Would you pull out every line of the material that contains the string "label"?

--- START MATERIAL SUPPLIED ---

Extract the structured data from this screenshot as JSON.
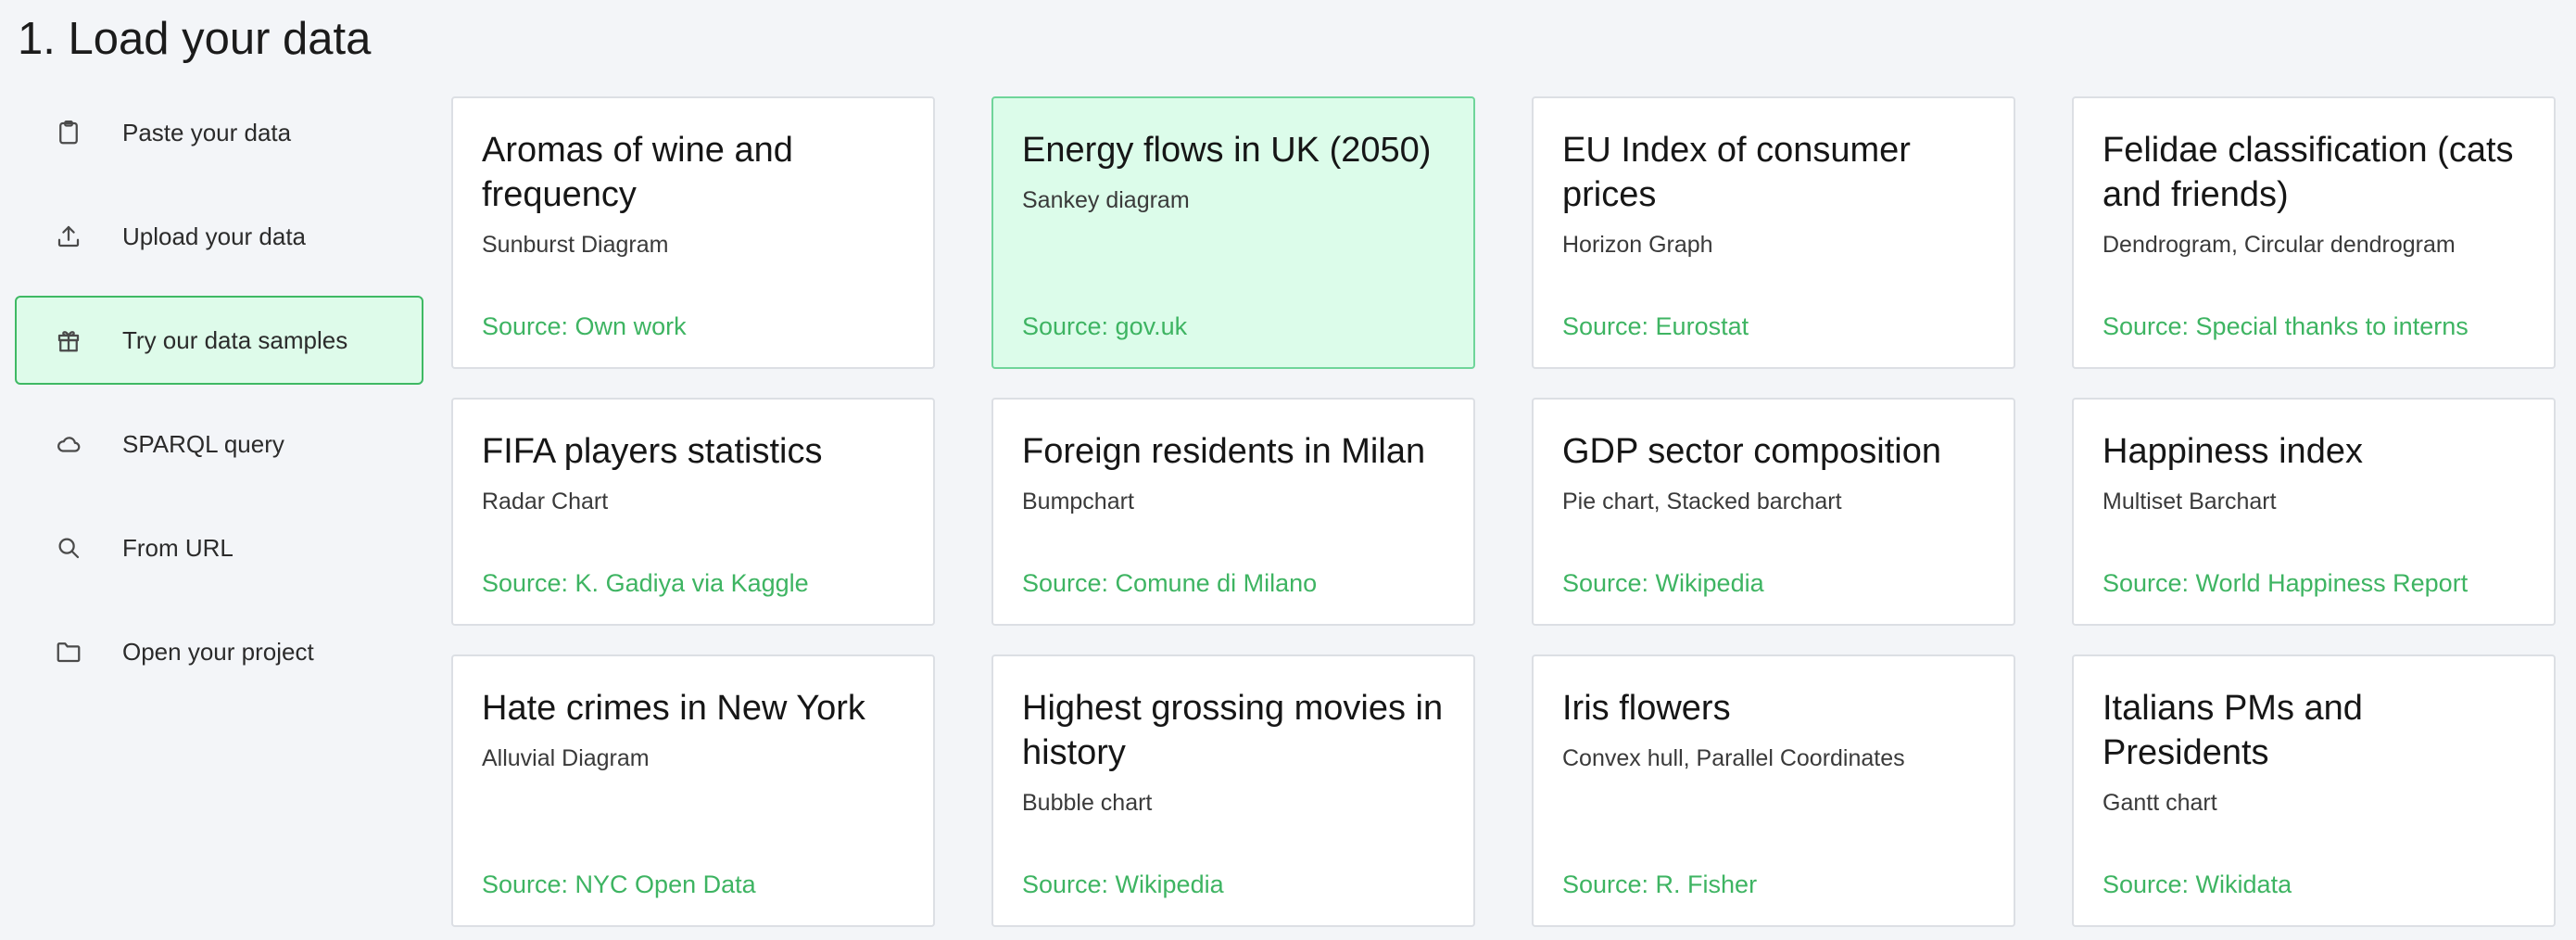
{
  "page_title": "1. Load your data",
  "sidebar": {
    "items": [
      {
        "label": "Paste your data",
        "icon": "clipboard-icon",
        "active": false
      },
      {
        "label": "Upload your data",
        "icon": "upload-icon",
        "active": false
      },
      {
        "label": "Try our data samples",
        "icon": "gift-icon",
        "active": true
      },
      {
        "label": "SPARQL query",
        "icon": "cloud-icon",
        "active": false
      },
      {
        "label": "From URL",
        "icon": "search-icon",
        "active": false
      },
      {
        "label": "Open your project",
        "icon": "folder-icon",
        "active": false
      }
    ]
  },
  "samples": [
    {
      "title": "Aromas of wine and frequency",
      "chart": "Sunburst Diagram",
      "source": "Source: Own work"
    },
    {
      "title": "Energy flows in UK (2050)",
      "chart": "Sankey diagram",
      "source": "Source: gov.uk",
      "highlighted": true
    },
    {
      "title": "EU Index of consumer prices",
      "chart": "Horizon Graph",
      "source": "Source: Eurostat"
    },
    {
      "title": "Felidae classification (cats and friends)",
      "chart": "Dendrogram, Circular dendrogram",
      "source": "Source: Special thanks to interns"
    },
    {
      "title": "FIFA players statistics",
      "chart": "Radar Chart",
      "source": "Source: K. Gadiya via Kaggle"
    },
    {
      "title": "Foreign residents in Milan",
      "chart": "Bumpchart",
      "source": "Source: Comune di Milano"
    },
    {
      "title": "GDP sector composition",
      "chart": "Pie chart, Stacked barchart",
      "source": "Source: Wikipedia"
    },
    {
      "title": "Happiness index",
      "chart": "Multiset Barchart",
      "source": "Source: World Happiness Report"
    },
    {
      "title": "Hate crimes in New York",
      "chart": "Alluvial Diagram",
      "source": "Source: NYC Open Data"
    },
    {
      "title": "Highest grossing movies in history",
      "chart": "Bubble chart",
      "source": "Source: Wikipedia"
    },
    {
      "title": "Iris flowers",
      "chart": "Convex hull, Parallel Coordinates",
      "source": "Source: R. Fisher"
    },
    {
      "title": "Italians PMs and Presidents",
      "chart": "Gantt chart",
      "source": "Source: Wikidata"
    }
  ],
  "colors": {
    "accent": "#3eb462",
    "active_bg": "#defbea",
    "highlight_bg": "#dcfcea"
  }
}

--- END MATERIAL SUPPLIED ---

▸ **OUTPUT FOR THIS EXERCISE**
        "label": "Paste your data",
        "label": "Upload your data",
        "label": "Try our data samples",
        "label": "SPARQL query",
        "label": "From URL",
        "label": "Open your project",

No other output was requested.